BEGIN INPUT MATERIAL
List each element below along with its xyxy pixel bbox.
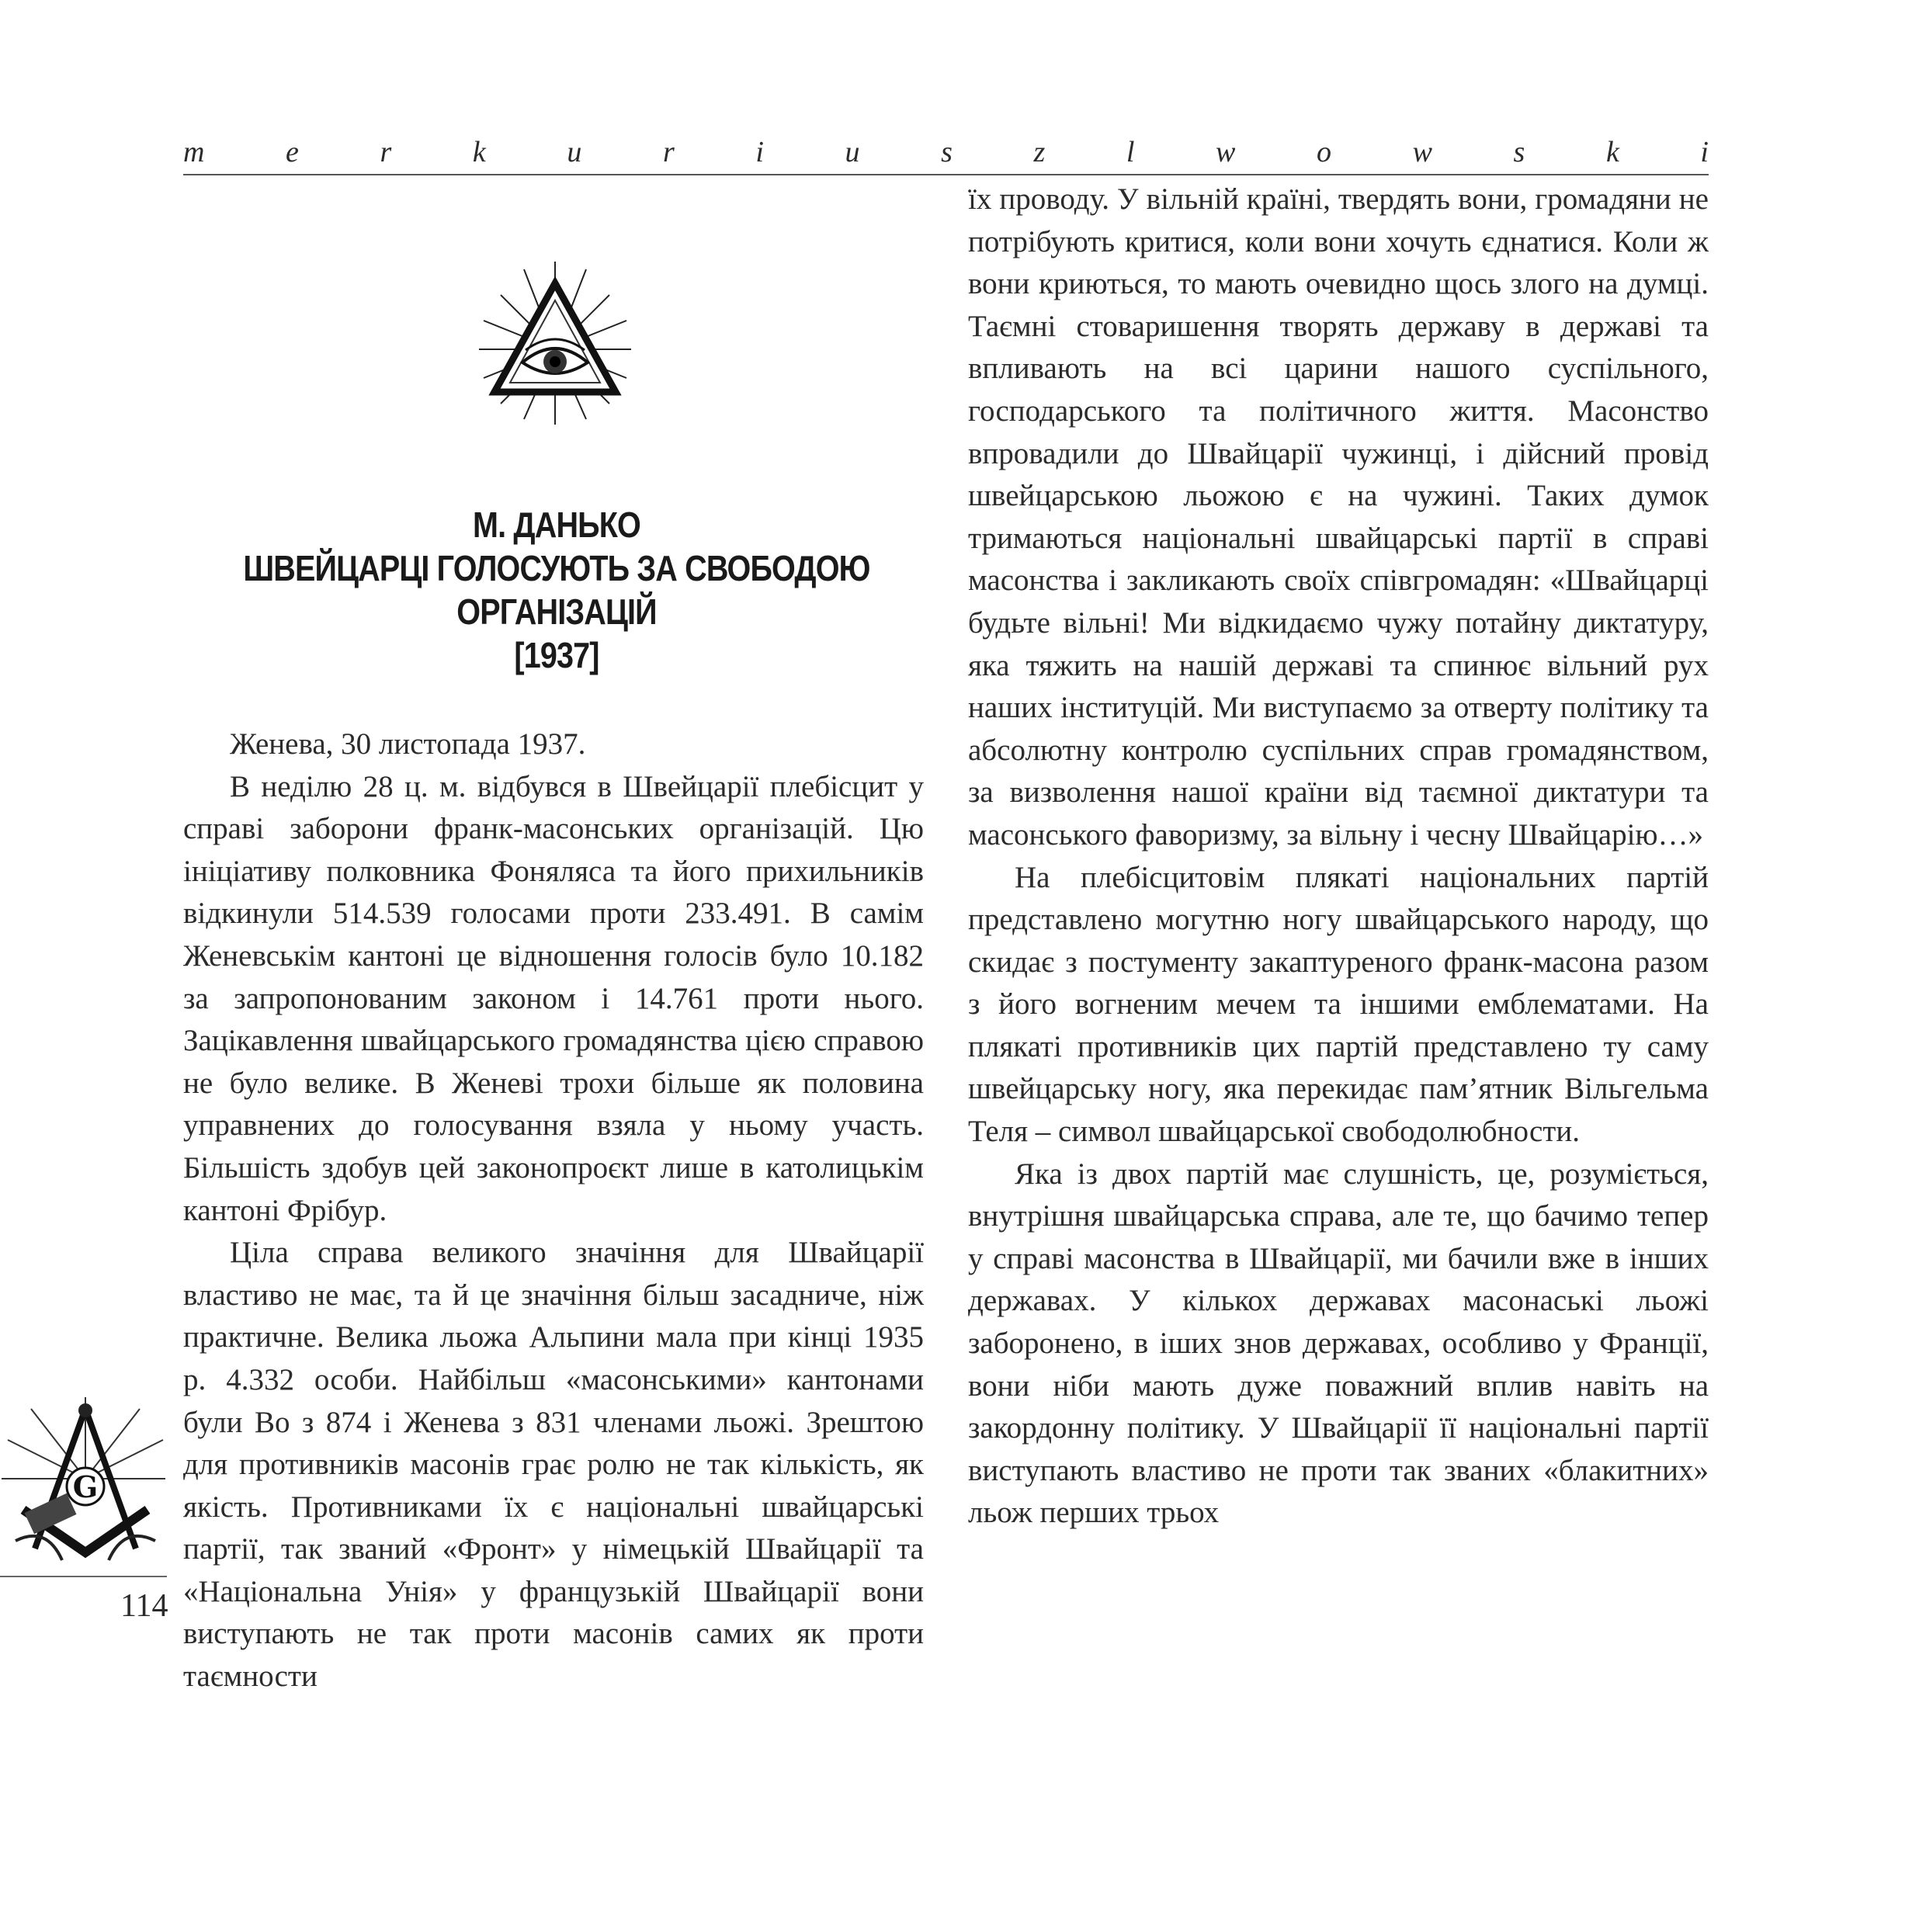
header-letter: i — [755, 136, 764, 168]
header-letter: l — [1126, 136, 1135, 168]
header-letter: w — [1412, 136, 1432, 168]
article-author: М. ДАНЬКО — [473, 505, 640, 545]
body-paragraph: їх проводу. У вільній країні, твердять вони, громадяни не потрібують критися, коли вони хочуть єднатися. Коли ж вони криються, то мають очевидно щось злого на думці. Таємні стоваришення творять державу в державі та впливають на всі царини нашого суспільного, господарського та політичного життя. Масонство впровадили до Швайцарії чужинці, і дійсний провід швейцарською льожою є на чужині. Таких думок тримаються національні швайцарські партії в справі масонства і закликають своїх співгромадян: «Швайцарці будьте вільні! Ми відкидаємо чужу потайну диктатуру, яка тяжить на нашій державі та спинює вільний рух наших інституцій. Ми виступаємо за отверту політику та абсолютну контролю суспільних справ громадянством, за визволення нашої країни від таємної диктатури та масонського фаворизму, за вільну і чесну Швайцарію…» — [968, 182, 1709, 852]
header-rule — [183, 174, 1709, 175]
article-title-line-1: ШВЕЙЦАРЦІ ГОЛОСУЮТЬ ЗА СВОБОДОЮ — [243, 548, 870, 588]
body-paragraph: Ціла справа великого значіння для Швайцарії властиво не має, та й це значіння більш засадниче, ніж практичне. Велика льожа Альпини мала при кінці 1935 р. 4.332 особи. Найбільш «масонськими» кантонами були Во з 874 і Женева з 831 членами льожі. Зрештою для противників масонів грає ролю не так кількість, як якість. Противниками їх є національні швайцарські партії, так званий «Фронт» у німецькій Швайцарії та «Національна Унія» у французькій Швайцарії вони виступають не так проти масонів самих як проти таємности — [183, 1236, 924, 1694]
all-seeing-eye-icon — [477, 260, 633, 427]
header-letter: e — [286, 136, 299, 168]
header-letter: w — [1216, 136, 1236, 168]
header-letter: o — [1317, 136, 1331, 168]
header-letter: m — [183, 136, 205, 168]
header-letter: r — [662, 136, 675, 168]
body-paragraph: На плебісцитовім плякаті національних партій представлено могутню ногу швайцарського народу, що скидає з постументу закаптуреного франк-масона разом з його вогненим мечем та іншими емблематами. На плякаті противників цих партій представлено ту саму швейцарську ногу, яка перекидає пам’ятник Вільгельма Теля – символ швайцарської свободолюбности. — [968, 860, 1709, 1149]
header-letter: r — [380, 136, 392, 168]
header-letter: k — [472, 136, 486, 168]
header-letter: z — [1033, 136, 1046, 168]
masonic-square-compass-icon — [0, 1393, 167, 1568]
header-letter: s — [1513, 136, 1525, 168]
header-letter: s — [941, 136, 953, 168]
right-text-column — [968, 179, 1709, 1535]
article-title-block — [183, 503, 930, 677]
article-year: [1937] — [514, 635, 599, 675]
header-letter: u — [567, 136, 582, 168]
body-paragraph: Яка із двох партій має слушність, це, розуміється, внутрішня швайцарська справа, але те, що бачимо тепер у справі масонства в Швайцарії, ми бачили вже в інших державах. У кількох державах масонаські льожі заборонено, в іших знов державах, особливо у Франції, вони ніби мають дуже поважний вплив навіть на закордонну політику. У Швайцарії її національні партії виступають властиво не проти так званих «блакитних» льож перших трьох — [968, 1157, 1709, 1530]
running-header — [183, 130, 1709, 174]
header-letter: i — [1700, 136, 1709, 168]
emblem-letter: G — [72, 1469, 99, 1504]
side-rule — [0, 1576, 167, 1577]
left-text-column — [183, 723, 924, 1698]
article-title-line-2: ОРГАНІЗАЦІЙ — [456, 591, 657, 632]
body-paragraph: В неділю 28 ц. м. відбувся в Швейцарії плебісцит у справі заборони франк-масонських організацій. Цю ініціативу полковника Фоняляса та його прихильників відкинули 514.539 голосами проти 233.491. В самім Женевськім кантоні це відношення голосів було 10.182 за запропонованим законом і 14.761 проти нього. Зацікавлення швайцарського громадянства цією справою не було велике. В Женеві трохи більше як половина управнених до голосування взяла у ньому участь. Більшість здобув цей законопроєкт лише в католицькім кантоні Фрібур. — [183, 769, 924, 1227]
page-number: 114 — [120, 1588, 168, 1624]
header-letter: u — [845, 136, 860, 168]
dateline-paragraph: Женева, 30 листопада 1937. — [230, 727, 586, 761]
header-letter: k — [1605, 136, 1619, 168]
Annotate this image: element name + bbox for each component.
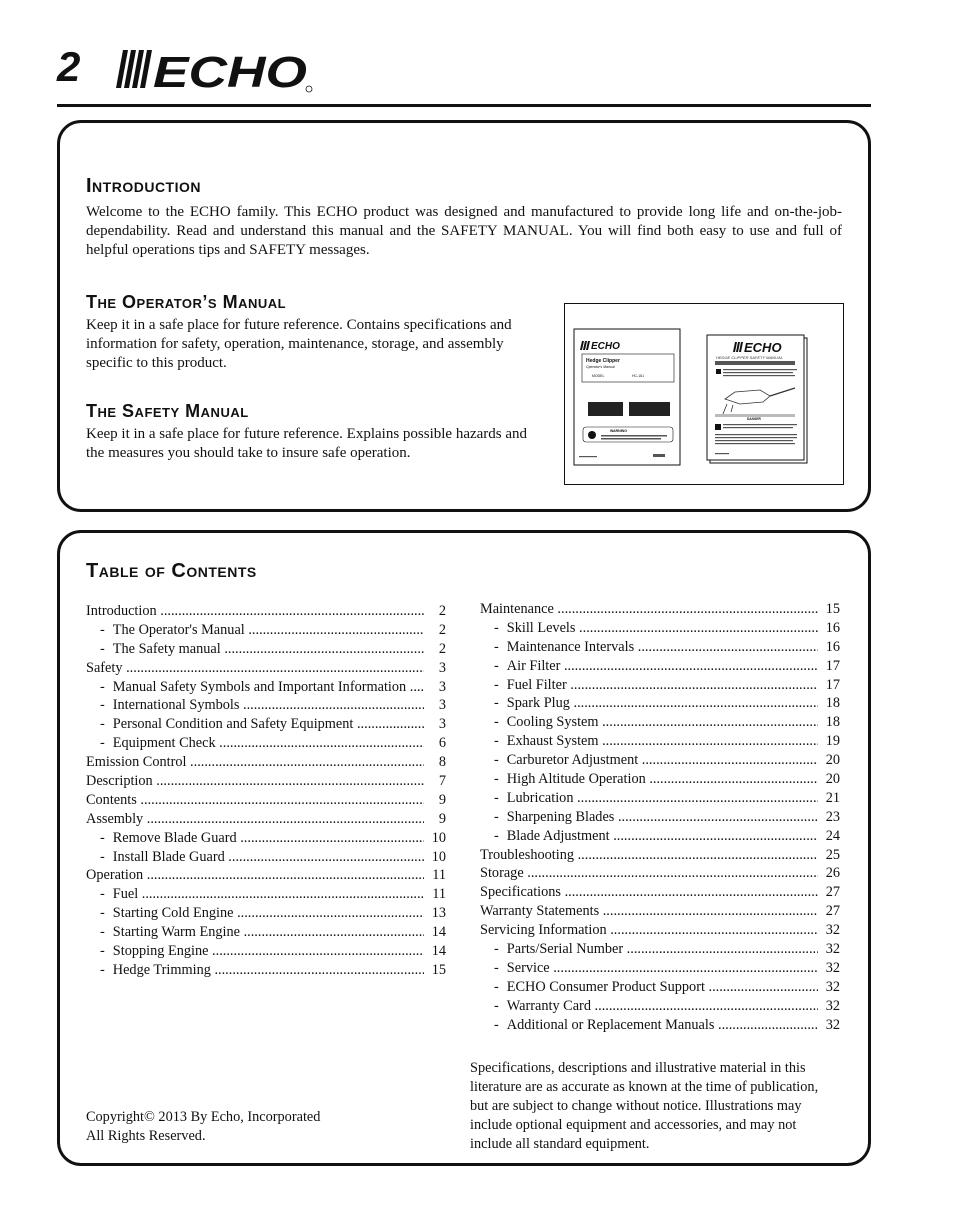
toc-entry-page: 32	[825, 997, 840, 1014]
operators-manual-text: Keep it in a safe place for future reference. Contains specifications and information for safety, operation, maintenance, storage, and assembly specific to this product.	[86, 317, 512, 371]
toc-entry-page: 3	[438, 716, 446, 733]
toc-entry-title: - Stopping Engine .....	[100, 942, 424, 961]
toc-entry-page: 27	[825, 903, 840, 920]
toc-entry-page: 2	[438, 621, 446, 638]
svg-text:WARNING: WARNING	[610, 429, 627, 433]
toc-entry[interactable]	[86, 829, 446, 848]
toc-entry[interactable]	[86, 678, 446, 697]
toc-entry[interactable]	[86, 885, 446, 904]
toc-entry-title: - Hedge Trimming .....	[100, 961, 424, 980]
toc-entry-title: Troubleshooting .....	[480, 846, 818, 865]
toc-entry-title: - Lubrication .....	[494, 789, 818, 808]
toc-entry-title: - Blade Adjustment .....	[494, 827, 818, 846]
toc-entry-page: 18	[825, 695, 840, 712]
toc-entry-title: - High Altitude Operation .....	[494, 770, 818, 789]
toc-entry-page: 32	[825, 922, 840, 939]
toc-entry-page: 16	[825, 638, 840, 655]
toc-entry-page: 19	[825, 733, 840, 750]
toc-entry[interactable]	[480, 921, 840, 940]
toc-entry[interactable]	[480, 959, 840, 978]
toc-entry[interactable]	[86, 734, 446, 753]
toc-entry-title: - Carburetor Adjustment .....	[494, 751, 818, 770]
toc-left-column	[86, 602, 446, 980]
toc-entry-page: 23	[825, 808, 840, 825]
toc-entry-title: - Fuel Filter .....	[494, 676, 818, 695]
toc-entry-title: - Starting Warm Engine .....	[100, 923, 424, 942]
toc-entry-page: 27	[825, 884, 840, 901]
END INPUT MATERIAL
## WHAT THE EXERCISE ASKS
Write every line of all the rows above as a JSON list of strings, one string per line, with blank lines and pictures left out.

## RESULT
[
  "List each element below along with its xyxy pixel bbox.",
  "header-letter: i — [755, 136, 764, 168]",
  "header-letter: l — [1126, 136, 1135, 168]",
  "header-letter: w — [1412, 136, 1432, 168]",
  "article-author: М. ДАНЬКО — [473, 505, 640, 545]",
  "body-paragraph: їх проводу. У вільній країні, твердять вони, громадяни не потрібують критися, коли вони хочуть єднатися. Коли ж вони криються, то мають очевидно щось злого на думці. Таємні стоваришення творять державу в державі та впливають на всі царини нашого суспільного, господарського та політичного життя. Масонство впровадили до Швайцарії чужинці, і дійсний провід швейцарською льожою є на чужині. Таких думок тримаються національні швайцарські партії в справі масонства і закликають своїх співгромадян: «Швайцарці будьте вільні! Ми відкидаємо чужу потайну диктатуру, яка тяжить на нашій державі та спинює вільний рух наших інституцій. Ми виступаємо за отверту політику та абсолютну контролю суспільних справ громадянством, за визволення нашої країни від таємної диктатури та масонського фаворизму, за вільну і чесну Швайцарію…» — [968, 182, 1709, 852]",
  "header-rule — [183, 174, 1709, 175]",
  "article-title-line-1: ШВЕЙЦАРЦІ ГОЛОСУЮТЬ ЗА СВОБОДОЮ — [243, 548, 870, 588]",
  "body-paragraph: Ціла справа великого значіння для Швайцарії властиво не має, та й це значіння більш засадниче, ніж практичне. Велика льожа Альпини мала при кінці 1935 р. 4.332 особи. Найбільш «масонськими» кантонами були Во з 874 і Женева з 831 членами льожі. Зрештою для противників масонів грає ролю не так кількість, як якість. Противниками їх є національні швайцарські партії, так званий «Фронт» у німецькій Швайцарії та «Національна Унія» у французькій Швайцарії вони виступають не так проти масонів самих як проти таємности — [183, 1236, 924, 1694]",
  "all-seeing-eye-icon — [477, 260, 633, 427]",
  "header-letter: e — [286, 136, 299, 168]",
  "header-letter: w — [1216, 136, 1236, 168]",
  "header-letter: o — [1317, 136, 1331, 168]",
  "header-letter: m — [183, 136, 205, 168]",
  "header-letter: r — [662, 136, 675, 168]",
  "body-paragraph: На плебісцитовім плякаті національних партій представлено могутню ногу швайцарського народу, що скидає з постументу закаптуреного франк-масона разом з його вогненим мечем та іншими емблематами. На плякаті противників цих партій представлено ту саму швейцарську ногу, яка перекидає пам’ятник Вільгельма Теля – символ швайцарської свободолюбности. — [968, 860, 1709, 1149]",
  "header-letter: r — [380, 136, 392, 168]",
  "header-letter: k — [472, 136, 486, 168]",
  "header-letter: z — [1033, 136, 1046, 168]",
  "masonic-square-compass-icon — [0, 1393, 167, 1568]",
  "header-letter: s — [1513, 136, 1525, 168]",
  "header-letter: s — [941, 136, 953, 168]",
  "right-text-column — [968, 179, 1709, 1535]",
  "article-title-block — [183, 503, 930, 677]",
  "article-year: [1937] — [514, 635, 599, 675]",
  "header-letter: u — [567, 136, 582, 168]",
  "body-paragraph: Яка із двох партій має слушність, це, розуміється, внутрішня швайцарська справа, але те, що бачимо тепер у справі масонства в Швайцарії, ми бачили вже в інших державах. У кількох державах масонаські льожі заборонено, в іших знов державах, особливо у Франції, вони ніби мають дуже поважний вплив навіть на закордонну політику. У Швайцарії її національні партії виступають властиво не проти так званих «блакитних» льож перших трьох — [968, 1157, 1709, 1530]",
  "running-header — [183, 130, 1709, 174]",
  "header-letter: i — [1700, 136, 1709, 168]",
  "emblem-letter: G — [72, 1469, 99, 1504]",
  "side-rule — [0, 1576, 167, 1577]",
  "left-text-column — [183, 723, 924, 1698]",
  "article-title-line-2: ОРГАНІЗАЦІЙ — [456, 591, 657, 632]",
  "body-paragraph: В неділю 28 ц. м. відбувся в Швейцарії плебісцит у справі заборони франк-масонських організацій. Цю ініціативу полковника Фоняляса та його прихильників відкинули 514.539 голосами проти 233.491. В самім Женевськім кантоні це відношення голосів було 10.182 за запропонованим законом і 14.761 проти нього. Зацікавлення швайцарського громадянства цією справою не було велике. В Женеві трохи більше як половина управнених до голосування взяла у ньому участь. Більшість здобув цей законопроєкт лише в католицькім кантоні Фрібур. — [183, 769, 924, 1227]",
  "page-number: 114 — [120, 1588, 168, 1624]",
  "header-letter: u — [845, 136, 860, 168]",
  "dateline-paragraph: Женева, 30 листопада 1937. — [230, 727, 586, 761]",
  "header-letter: k — [1605, 136, 1619, 168]",
  "Annotate this image: element name + bbox for each component.",
  "toc-entry-page: 32\t[825, 997, 840, 1014]",
  "operators-manual-text: Keep it in a safe place for future reference. Contains specifications and information for safety, operation, maintenance, storage, and assembly specific to this product.\t[86, 317, 512, 371]",
  "toc-entry-page: 3\t[438, 716, 446, 733]",
  "toc-entry-title: - Stopping Engine .....\t[100, 942, 424, 961]",
  "toc-entry-page: 27\t[825, 903, 840, 920]",
  "toc-entry-page: 2\t[438, 621, 446, 638]",
  "svg-text:WARNING: WARNING\t[610, 429, 627, 433]",
  "toc-entry[interactable]\t[86, 829, 446, 848]",
  "toc-entry[interactable]\t[86, 678, 446, 697]",
  "toc-entry[interactable]\t[86, 885, 446, 904]",
  "toc-entry-title: - Hedge Trimming .....\t[100, 961, 424, 980]",
  "toc-entry-title: Troubleshooting .....\t[480, 846, 818, 865]",
  "toc-entry-title: - Lubrication .....\t[494, 789, 818, 808]",
  "toc-entry-title: - Blade Adjustment .....\t[494, 827, 818, 846]",
  "toc-entry-page: 18\t[825, 695, 840, 712]",
  "toc-entry-title: - High Altitude Operation .....\t[494, 770, 818, 789]",
  "toc-entry-page: 32\t[825, 922, 840, 939]",
  "toc-entry-page: 16\t[825, 638, 840, 655]",
  "toc-entry-page: 19\t[825, 733, 840, 750]",
  "toc-entry[interactable]\t[480, 921, 840, 940]",
  "toc-entry[interactable]\t[480, 959, 840, 978]",
  "toc-entry[interactable]\t[86, 734, 446, 753]",
  "toc-entry-title: - Carburetor Adjustment .....\t[494, 751, 818, 770]",
  "toc-left-column\t[86, 602, 446, 980]",
  "toc-entry-page: 23\t[825, 808, 840, 825]",
  "toc-entry-title: - Fuel Filter .....\t[494, 676, 818, 695]",
  "toc-entry-title: - Starting Warm Engine .....\t[100, 923, 424, 942]",
  "toc-entry-page: 27\t[825, 884, 840, 901]"
]